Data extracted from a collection
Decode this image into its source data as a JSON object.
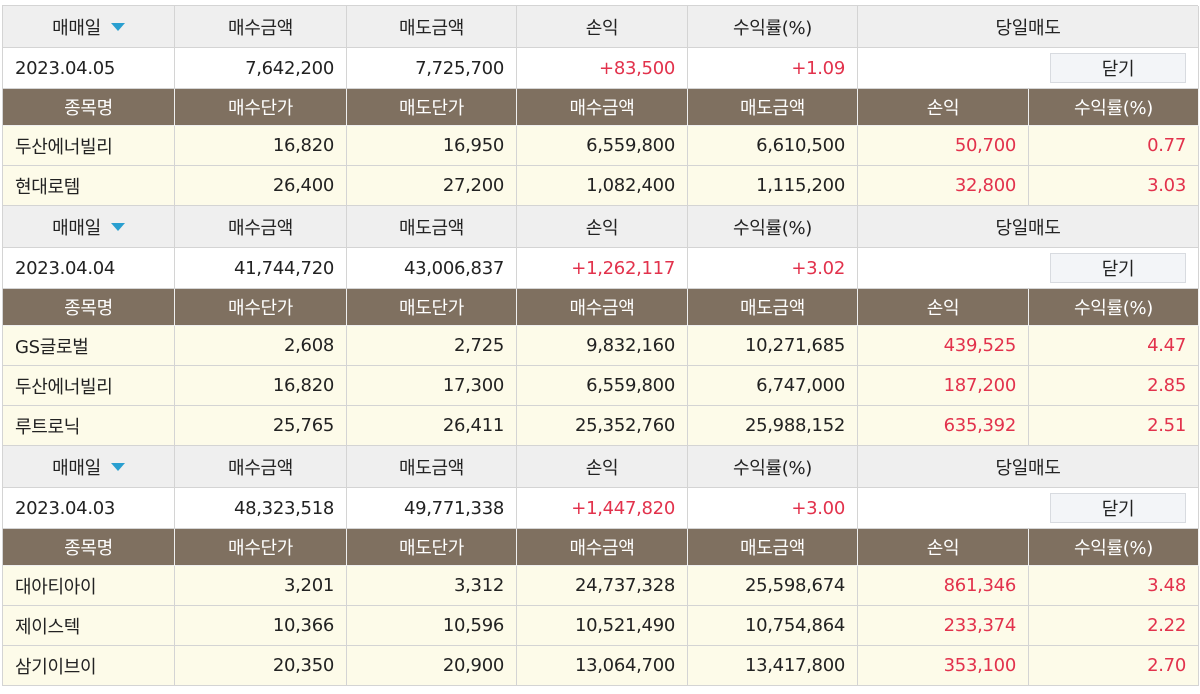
{
  "summary_headers": [
    "매매일",
    "매수금액",
    "매도금액",
    "손익",
    "수익률(%)",
    "당일매도"
  ],
  "detail_headers": [
    "종목명",
    "매수단가",
    "매도단가",
    "매수금액",
    "매도금액",
    "손익",
    "수익률(%)"
  ],
  "close_label": "닫기",
  "colors": {
    "profit": "#e2324c",
    "detail_header_bg": "#7f7060",
    "row_bg": "#fdfbe9",
    "sort_icon": "#2a9fd0"
  },
  "days": [
    {
      "date": "2023.04.05",
      "buy_amount": "7,642,200",
      "sell_amount": "7,725,700",
      "profit": "+83,500",
      "rate": "+1.09",
      "items": [
        {
          "name": "두산에너빌리",
          "buy_price": "16,820",
          "sell_price": "16,950",
          "buy_amount": "6,559,800",
          "sell_amount": "6,610,500",
          "profit": "50,700",
          "rate": "0.77"
        },
        {
          "name": "현대로템",
          "buy_price": "26,400",
          "sell_price": "27,200",
          "buy_amount": "1,082,400",
          "sell_amount": "1,115,200",
          "profit": "32,800",
          "rate": "3.03"
        }
      ]
    },
    {
      "date": "2023.04.04",
      "buy_amount": "41,744,720",
      "sell_amount": "43,006,837",
      "profit": "+1,262,117",
      "rate": "+3.02",
      "items": [
        {
          "name": "GS글로벌",
          "buy_price": "2,608",
          "sell_price": "2,725",
          "buy_amount": "9,832,160",
          "sell_amount": "10,271,685",
          "profit": "439,525",
          "rate": "4.47"
        },
        {
          "name": "두산에너빌리",
          "buy_price": "16,820",
          "sell_price": "17,300",
          "buy_amount": "6,559,800",
          "sell_amount": "6,747,000",
          "profit": "187,200",
          "rate": "2.85"
        },
        {
          "name": "루트로닉",
          "buy_price": "25,765",
          "sell_price": "26,411",
          "buy_amount": "25,352,760",
          "sell_amount": "25,988,152",
          "profit": "635,392",
          "rate": "2.51"
        }
      ]
    },
    {
      "date": "2023.04.03",
      "buy_amount": "48,323,518",
      "sell_amount": "49,771,338",
      "profit": "+1,447,820",
      "rate": "+3.00",
      "items": [
        {
          "name": "대아티아이",
          "buy_price": "3,201",
          "sell_price": "3,312",
          "buy_amount": "24,737,328",
          "sell_amount": "25,598,674",
          "profit": "861,346",
          "rate": "3.48"
        },
        {
          "name": "제이스텍",
          "buy_price": "10,366",
          "sell_price": "10,596",
          "buy_amount": "10,521,490",
          "sell_amount": "10,754,864",
          "profit": "233,374",
          "rate": "2.22"
        },
        {
          "name": "삼기이브이",
          "buy_price": "20,350",
          "sell_price": "20,900",
          "buy_amount": "13,064,700",
          "sell_amount": "13,417,800",
          "profit": "353,100",
          "rate": "2.70"
        }
      ]
    }
  ]
}
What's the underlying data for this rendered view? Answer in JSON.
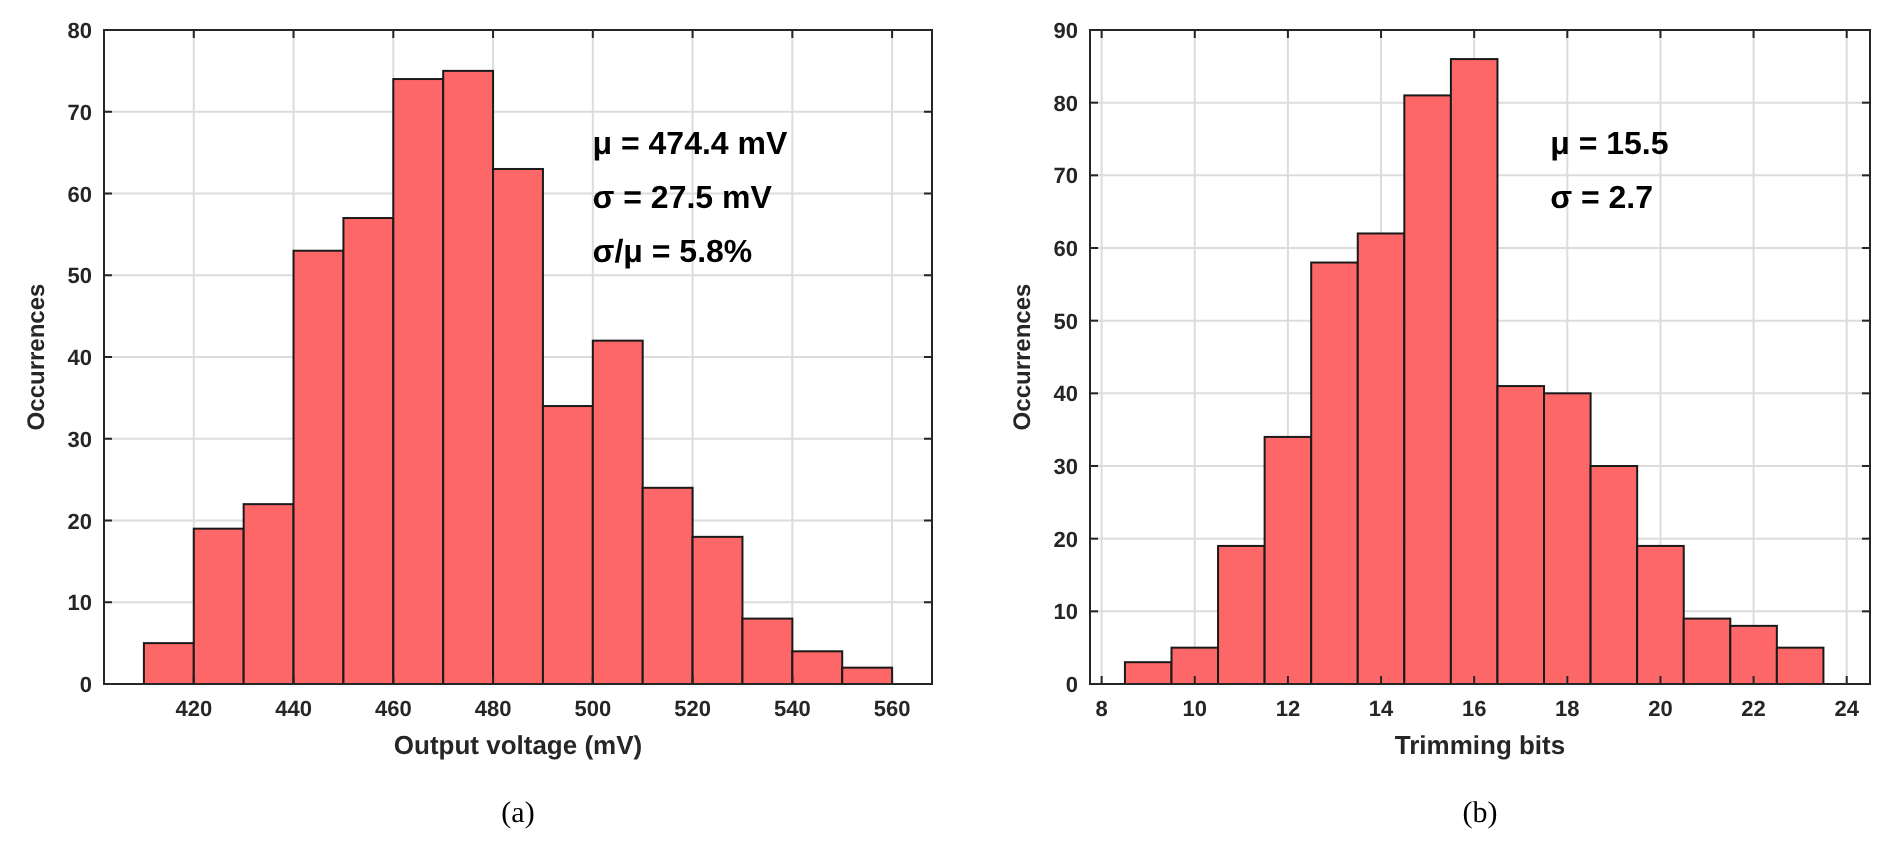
{
  "chart_data": [
    {
      "type": "histogram",
      "xlabel": "Output voltage (mV)",
      "ylabel": "Occurrences",
      "bins": [
        410,
        420,
        430,
        440,
        450,
        460,
        470,
        480,
        490,
        500,
        510,
        520,
        530,
        540,
        550,
        560
      ],
      "values": [
        5,
        19,
        22,
        53,
        57,
        74,
        75,
        63,
        34,
        42,
        24,
        18,
        8,
        4,
        2
      ],
      "color": "#fe6464",
      "xlim": [
        402,
        568
      ],
      "xticks": [
        420,
        440,
        460,
        480,
        500,
        520,
        540,
        560
      ],
      "ylim": [
        0,
        80
      ],
      "yticks": [
        0,
        10,
        20,
        30,
        40,
        50,
        60,
        70,
        80
      ],
      "grid": true,
      "annotations": [
        "μ = 474.4 mV",
        "σ = 27.5 mV",
        "σ/μ = 5.8%",
        "(a)"
      ]
    },
    {
      "type": "histogram",
      "xlabel": "Trimming bits",
      "ylabel": "Occurrences",
      "bins": [
        8.5,
        9.5,
        10.5,
        11.5,
        12.5,
        13.5,
        14.5,
        15.5,
        16.5,
        17.5,
        18.5,
        19.5,
        20.5,
        21.5,
        22.5,
        23.5
      ],
      "values": [
        3,
        5,
        19,
        34,
        58,
        62,
        81,
        86,
        41,
        40,
        30,
        19,
        9,
        8,
        5
      ],
      "color": "#fe6464",
      "xlim": [
        7.75,
        24.5
      ],
      "xticks": [
        8,
        10,
        12,
        14,
        16,
        18,
        20,
        22,
        24
      ],
      "ylim": [
        0,
        90
      ],
      "yticks": [
        0,
        10,
        20,
        30,
        40,
        50,
        60,
        70,
        80,
        90
      ],
      "grid": true,
      "annotations": [
        "μ = 15.5",
        "σ = 2.7",
        "(b)"
      ]
    }
  ]
}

▶ **Your objective**:
Extract every line containing the string "name" from the material.

▶ **The output**:
          "name": "두산에너빌리",
          "name": "현대로템",
          "name": "GS글로벌",
          "name": "두산에너빌리",
          "name": "루트로닉",
          "name": "대아티아이",
          "name": "제이스텍",
          "name": "삼기이브이",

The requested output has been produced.